**Records**:
--------------------------------

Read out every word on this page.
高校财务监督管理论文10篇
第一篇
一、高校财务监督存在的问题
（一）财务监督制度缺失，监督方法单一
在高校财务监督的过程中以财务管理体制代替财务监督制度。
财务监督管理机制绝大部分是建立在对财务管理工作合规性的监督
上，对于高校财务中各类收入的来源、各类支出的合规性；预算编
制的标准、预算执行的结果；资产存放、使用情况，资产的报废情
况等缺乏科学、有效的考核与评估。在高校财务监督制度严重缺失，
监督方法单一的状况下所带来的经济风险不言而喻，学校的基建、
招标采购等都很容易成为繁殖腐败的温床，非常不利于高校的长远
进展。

--------------------------------

**To be done**: Print all the data exactly.

**Problem solution**:
Read out every word on this page.
高校财务监督管理论文10篇
第一篇
一、高校财务监督存在的问题
（一）财务监督制度缺失，监督方法单一
在高校财务监督的过程中以财务管理体制代替财务监督制度。
财务监督管理机制绝大部分是建立在对财务管理工作合规性的监督
上，对于高校财务中各类收入的来源、各类支出的合规性；预算编
制的标准、预算执行的结果；资产存放、使用情况，资产的报废情
况等缺乏科学、有效的考核与评估。在高校财务监督制度严重缺失，
监督方法单一的状况下所带来的经济风险不言而喻，学校的基建、
招标采购等都很容易成为繁殖腐败的温床，非常不利于高校的长远
进展。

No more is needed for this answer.